* **Written instruction**:
The records below are to be quoted in full; please keep every word exact.

* * *

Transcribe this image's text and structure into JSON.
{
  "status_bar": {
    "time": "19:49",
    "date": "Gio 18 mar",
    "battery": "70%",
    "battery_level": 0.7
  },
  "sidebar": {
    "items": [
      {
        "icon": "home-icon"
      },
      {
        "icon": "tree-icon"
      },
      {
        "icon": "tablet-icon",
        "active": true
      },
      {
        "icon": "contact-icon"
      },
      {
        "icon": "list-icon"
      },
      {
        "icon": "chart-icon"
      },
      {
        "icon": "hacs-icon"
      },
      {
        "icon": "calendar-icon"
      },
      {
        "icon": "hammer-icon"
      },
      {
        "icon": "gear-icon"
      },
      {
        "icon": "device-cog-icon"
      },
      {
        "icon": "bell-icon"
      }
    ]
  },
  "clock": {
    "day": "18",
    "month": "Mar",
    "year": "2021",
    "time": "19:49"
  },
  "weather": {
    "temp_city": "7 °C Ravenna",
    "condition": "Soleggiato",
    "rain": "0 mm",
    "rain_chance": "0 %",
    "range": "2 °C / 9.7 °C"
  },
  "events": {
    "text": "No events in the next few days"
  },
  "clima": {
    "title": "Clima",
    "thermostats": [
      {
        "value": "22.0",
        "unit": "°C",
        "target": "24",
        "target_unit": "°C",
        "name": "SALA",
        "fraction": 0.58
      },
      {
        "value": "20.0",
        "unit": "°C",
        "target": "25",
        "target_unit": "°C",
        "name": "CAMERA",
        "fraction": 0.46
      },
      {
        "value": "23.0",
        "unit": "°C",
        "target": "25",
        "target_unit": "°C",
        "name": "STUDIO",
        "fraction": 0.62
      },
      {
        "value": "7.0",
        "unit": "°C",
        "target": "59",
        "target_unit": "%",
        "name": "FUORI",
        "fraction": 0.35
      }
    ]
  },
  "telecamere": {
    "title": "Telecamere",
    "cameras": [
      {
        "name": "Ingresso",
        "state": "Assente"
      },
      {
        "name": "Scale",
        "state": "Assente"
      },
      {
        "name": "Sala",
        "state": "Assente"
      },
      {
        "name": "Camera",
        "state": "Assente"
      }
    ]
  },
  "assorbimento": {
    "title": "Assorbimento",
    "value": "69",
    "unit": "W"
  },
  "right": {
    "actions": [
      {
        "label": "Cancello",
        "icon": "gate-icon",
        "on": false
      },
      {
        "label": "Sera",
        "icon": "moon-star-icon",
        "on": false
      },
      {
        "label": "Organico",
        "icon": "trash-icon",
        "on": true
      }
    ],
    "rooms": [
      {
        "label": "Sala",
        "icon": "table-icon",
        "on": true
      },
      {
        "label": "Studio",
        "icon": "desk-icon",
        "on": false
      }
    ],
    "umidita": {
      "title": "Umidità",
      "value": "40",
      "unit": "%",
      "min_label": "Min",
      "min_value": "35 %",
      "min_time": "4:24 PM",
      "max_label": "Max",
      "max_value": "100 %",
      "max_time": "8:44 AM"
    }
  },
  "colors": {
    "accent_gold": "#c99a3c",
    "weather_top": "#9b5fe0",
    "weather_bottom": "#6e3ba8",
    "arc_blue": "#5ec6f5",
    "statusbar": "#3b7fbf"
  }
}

* * *

* **Task solution**:
Transcribe this image's text and structure into JSON.
{
  "status_bar": {
    "time": "19:49",
    "date": "Gio 18 mar",
    "battery": "70%",
    "battery_level": 0.7
  },
  "sidebar": {
    "items": [
      {
        "icon": "home-icon"
      },
      {
        "icon": "tree-icon"
      },
      {
        "icon": "tablet-icon",
        "active": true
      },
      {
        "icon": "contact-icon"
      },
      {
        "icon": "list-icon"
      },
      {
        "icon": "chart-icon"
      },
      {
        "icon": "hacs-icon"
      },
      {
        "icon": "calendar-icon"
      },
      {
        "icon": "hammer-icon"
      },
      {
        "icon": "gear-icon"
      },
      {
        "icon": "device-cog-icon"
      },
      {
        "icon": "bell-icon"
      }
    ]
  },
  "clock": {
    "day": "18",
    "month": "Mar",
    "year": "2021",
    "time": "19:49"
  },
  "weather": {
    "temp_city": "7 °C Ravenna",
    "condition": "Soleggiato",
    "rain": "0 mm",
    "rain_chance": "0 %",
    "range": "2 °C / 9.7 °C"
  },
  "events": {
    "text": "No events in the next few days"
  },
  "clima": {
    "title": "Clima",
    "thermostats": [
      {
        "value": "22.0",
        "unit": "°C",
        "target": "24",
        "target_unit": "°C",
        "name": "SALA",
        "fraction": 0.58
      },
      {
        "value": "20.0",
        "unit": "°C",
        "target": "25",
        "target_unit": "°C",
        "name": "CAMERA",
        "fraction": 0.46
      },
      {
        "value": "23.0",
        "unit": "°C",
        "target": "25",
        "target_unit": "°C",
        "name": "STUDIO",
        "fraction": 0.62
      },
      {
        "value": "7.0",
        "unit": "°C",
        "target": "59",
        "target_unit": "%",
        "name": "FUORI",
        "fraction": 0.35
      }
    ]
  },
  "telecamere": {
    "title": "Telecamere",
    "cameras": [
      {
        "name": "Ingresso",
        "state": "Assente"
      },
      {
        "name": "Scale",
        "state": "Assente"
      },
      {
        "name": "Sala",
        "state": "Assente"
      },
      {
        "name": "Camera",
        "state": "Assente"
      }
    ]
  },
  "assorbimento": {
    "title": "Assorbimento",
    "value": "69",
    "unit": "W"
  },
  "right": {
    "actions": [
      {
        "label": "Cancello",
        "icon": "gate-icon",
        "on": false
      },
      {
        "label": "Sera",
        "icon": "moon-star-icon",
        "on": false
      },
      {
        "label": "Organico",
        "icon": "trash-icon",
        "on": true
      }
    ],
    "rooms": [
      {
        "label": "Sala",
        "icon": "table-icon",
        "on": true
      },
      {
        "label": "Studio",
        "icon": "desk-icon",
        "on": false
      }
    ],
    "umidita": {
      "title": "Umidità",
      "value": "40",
      "unit": "%",
      "min_label": "Min",
      "min_value": "35 %",
      "min_time": "4:24 PM",
      "max_label": "Max",
      "max_value": "100 %",
      "max_time": "8:44 AM"
    }
  },
  "colors": {
    "accent_gold": "#c99a3c",
    "weather_top": "#9b5fe0",
    "weather_bottom": "#6e3ba8",
    "arc_blue": "#5ec6f5",
    "statusbar": "#3b7fbf"
  }
}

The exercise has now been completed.